╭──

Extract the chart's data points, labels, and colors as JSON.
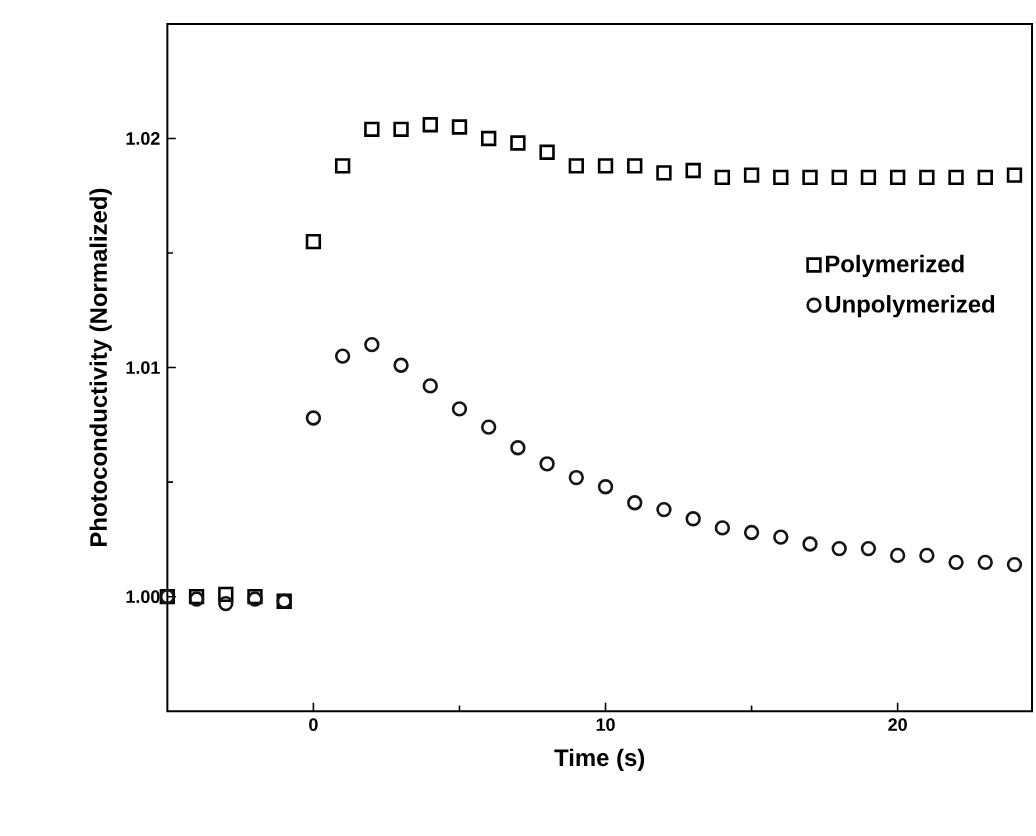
{
  "chart_data": {
    "type": "scatter",
    "xlabel": "Time (s)",
    "ylabel": "Photoconductivity (Normalized)",
    "xlim": [
      -5,
      24.6
    ],
    "ylim": [
      0.995,
      1.025
    ],
    "xticks": [
      0,
      10,
      20
    ],
    "yticks": [
      {
        "value": 1.0,
        "label": "1.00"
      },
      {
        "value": 1.01,
        "label": "1.01"
      },
      {
        "value": 1.02,
        "label": "1.02"
      }
    ],
    "legend": "right",
    "grid": false,
    "x": [
      -5,
      -4,
      -3,
      -2,
      -1,
      0,
      1,
      2,
      3,
      4,
      5,
      6,
      7,
      8,
      9,
      10,
      11,
      12,
      13,
      14,
      15,
      16,
      17,
      18,
      19,
      20,
      21,
      22,
      23,
      24
    ],
    "series": [
      {
        "name": "Polymerized",
        "color": "#000000",
        "marker": "square",
        "values": [
          1.0,
          1.0,
          1.0001,
          1.0,
          0.9998,
          1.0155,
          1.0188,
          1.0204,
          1.0204,
          1.0206,
          1.0205,
          1.02,
          1.0198,
          1.0194,
          1.0188,
          1.0188,
          1.0188,
          1.0185,
          1.0186,
          1.0183,
          1.0184,
          1.0183,
          1.0183,
          1.0183,
          1.0183,
          1.0183,
          1.0183,
          1.0183,
          1.0183,
          1.0184
        ]
      },
      {
        "name": "Unpolymerized",
        "color": "#141414",
        "marker": "circle",
        "values": [
          1.0,
          0.9999,
          0.9997,
          0.9999,
          0.9998,
          1.0078,
          1.0105,
          1.011,
          1.0101,
          1.0092,
          1.0082,
          1.0074,
          1.0065,
          1.0058,
          1.0052,
          1.0048,
          1.0041,
          1.0038,
          1.0034,
          1.003,
          1.0028,
          1.0026,
          1.0023,
          1.0021,
          1.0021,
          1.0018,
          1.0018,
          1.0015,
          1.0015,
          1.0014
        ]
      }
    ]
  }
}
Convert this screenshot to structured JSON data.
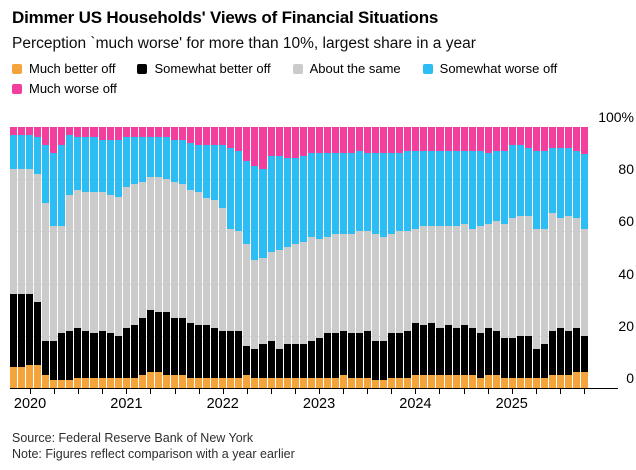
{
  "header": {
    "title": "Dimmer US Households' Views of Financial Situations",
    "subtitle": "Perception `much worse' for more than 10%, largest share in a year"
  },
  "legend": [
    {
      "label": "Much better off",
      "color": "#F5A33B"
    },
    {
      "label": "Somewhat better off",
      "color": "#000000"
    },
    {
      "label": "About the same",
      "color": "#CBCBCB"
    },
    {
      "label": "Somewhat worse off",
      "color": "#2DBDF5"
    },
    {
      "label": "Much worse off",
      "color": "#F23E9D"
    }
  ],
  "footer": {
    "source": "Source: Federal Reserve Bank of New York",
    "note": "Note: Figures reflect comparison with a year earlier"
  },
  "chart_data": {
    "type": "bar",
    "stacked": true,
    "unit": "percent",
    "title": "Household perception of financial situation vs a year ago",
    "grid": true,
    "legend_position": "top",
    "y_axis": {
      "side": "right",
      "range": [
        0,
        100
      ],
      "ticks": [
        {
          "label": "100%",
          "value": 100
        },
        {
          "label": "80",
          "value": 80
        },
        {
          "label": "60",
          "value": 60
        },
        {
          "label": "40",
          "value": 40
        },
        {
          "label": "20",
          "value": 20
        },
        {
          "label": "0",
          "value": 0
        }
      ]
    },
    "x_axis": {
      "year_labels": [
        "2020",
        "2021",
        "2022",
        "2023",
        "2024",
        "2025"
      ],
      "minor_tick_months": [
        "Jan",
        "Apr",
        "Jul",
        "Oct"
      ]
    },
    "categories": [
      "Nov 2019",
      "Dec 2019",
      "Jan 2020",
      "Feb 2020",
      "Mar 2020",
      "Apr 2020",
      "May 2020",
      "Jun 2020",
      "Jul 2020",
      "Aug 2020",
      "Sep 2020",
      "Oct 2020",
      "Nov 2020",
      "Dec 2020",
      "Jan 2021",
      "Feb 2021",
      "Mar 2021",
      "Apr 2021",
      "May 2021",
      "Jun 2021",
      "Jul 2021",
      "Aug 2021",
      "Sep 2021",
      "Oct 2021",
      "Nov 2021",
      "Dec 2021",
      "Jan 2022",
      "Feb 2022",
      "Mar 2022",
      "Apr 2022",
      "May 2022",
      "Jun 2022",
      "Jul 2022",
      "Aug 2022",
      "Sep 2022",
      "Oct 2022",
      "Nov 2022",
      "Dec 2022",
      "Jan 2023",
      "Feb 2023",
      "Mar 2023",
      "Apr 2023",
      "May 2023",
      "Jun 2023",
      "Jul 2023",
      "Aug 2023",
      "Sep 2023",
      "Oct 2023",
      "Nov 2023",
      "Dec 2023",
      "Jan 2024",
      "Feb 2024",
      "Mar 2024",
      "Apr 2024",
      "May 2024",
      "Jun 2024",
      "Jul 2024",
      "Aug 2024",
      "Sep 2024",
      "Oct 2024",
      "Nov 2024",
      "Dec 2024",
      "Jan 2025",
      "Feb 2025",
      "Mar 2025",
      "Apr 2025",
      "May 2025",
      "Jun 2025",
      "Jul 2025",
      "Aug 2025",
      "Sep 2025",
      "Oct 2025"
    ],
    "series": [
      {
        "name": "Much better off",
        "color": "#F5A33B",
        "values": [
          8,
          8,
          9,
          9,
          5,
          3,
          3,
          3,
          4,
          4,
          4,
          4,
          4,
          4,
          4,
          4,
          5,
          6,
          6,
          5,
          5,
          5,
          4,
          4,
          4,
          4,
          4,
          4,
          4,
          5,
          4,
          4,
          4,
          4,
          4,
          4,
          4,
          4,
          4,
          4,
          4,
          5,
          4,
          4,
          4,
          3,
          3,
          4,
          4,
          4,
          5,
          5,
          5,
          5,
          5,
          5,
          5,
          5,
          4,
          5,
          5,
          4,
          4,
          4,
          4,
          4,
          4,
          5,
          5,
          5,
          6,
          6
        ]
      },
      {
        "name": "Somewhat better off",
        "color": "#000000",
        "values": [
          28,
          28,
          27,
          24,
          13,
          15,
          18,
          19,
          19,
          18,
          17,
          18,
          17,
          16,
          19,
          20,
          22,
          24,
          23,
          24,
          22,
          22,
          21,
          20,
          20,
          19,
          18,
          18,
          18,
          11,
          11,
          13,
          14,
          11,
          13,
          13,
          13,
          14,
          15,
          17,
          17,
          17,
          17,
          17,
          18,
          15,
          15,
          17,
          17,
          18,
          20,
          19,
          20,
          18,
          19,
          18,
          19,
          18,
          17,
          18,
          17,
          15,
          15,
          16,
          16,
          11,
          13,
          17,
          18,
          17,
          17,
          14
        ]
      },
      {
        "name": "About the same",
        "color": "#CBCBCB",
        "values": [
          48,
          48,
          48,
          49,
          53,
          44,
          41,
          52,
          53,
          53,
          54,
          53,
          53,
          53,
          54,
          54,
          52,
          51,
          52,
          51,
          52,
          51,
          51,
          51,
          49,
          49,
          47,
          39,
          38,
          39,
          34,
          33,
          34,
          38,
          37,
          38,
          39,
          40,
          38,
          37,
          38,
          37,
          38,
          39,
          38,
          41,
          40,
          38,
          39,
          38,
          36,
          38,
          37,
          39,
          38,
          39,
          39,
          38,
          41,
          40,
          42,
          44,
          46,
          46,
          46,
          46,
          44,
          45,
          42,
          44,
          42,
          41
        ]
      },
      {
        "name": "Somewhat worse off",
        "color": "#2DBDF5",
        "values": [
          13,
          13,
          13,
          14,
          22,
          28,
          31,
          23,
          20,
          21,
          21,
          20,
          21,
          22,
          19,
          18,
          17,
          15,
          15,
          16,
          16,
          17,
          18,
          18,
          20,
          21,
          24,
          31,
          31,
          32,
          36,
          34,
          37,
          36,
          34,
          33,
          33,
          32,
          33,
          32,
          31,
          31,
          31,
          31,
          30,
          31,
          32,
          31,
          30,
          31,
          30,
          29,
          29,
          29,
          29,
          29,
          28,
          30,
          29,
          27,
          27,
          28,
          28,
          27,
          26,
          30,
          30,
          25,
          27,
          26,
          26,
          28.6
        ]
      },
      {
        "name": "Much worse off",
        "color": "#F23E9D",
        "values": [
          3,
          3,
          3,
          4,
          7,
          10,
          7,
          3,
          4,
          4,
          4,
          5,
          5,
          5,
          4,
          4,
          4,
          4,
          4,
          4,
          5,
          5,
          6,
          7,
          7,
          7,
          7,
          8,
          9,
          13,
          15,
          16,
          11,
          11,
          12,
          12,
          11,
          10,
          10,
          10,
          10,
          10,
          10,
          9,
          10,
          10,
          10,
          10,
          10,
          9,
          9,
          9,
          9,
          9,
          9,
          9,
          9,
          9,
          9,
          10,
          9,
          9,
          7,
          7,
          8,
          9,
          9,
          8,
          8,
          8,
          9,
          10.4
        ]
      }
    ]
  }
}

╰──

> The problem
The answer is a single number, the count of lines in the records that contain the string "worse".

> Answer to this task
5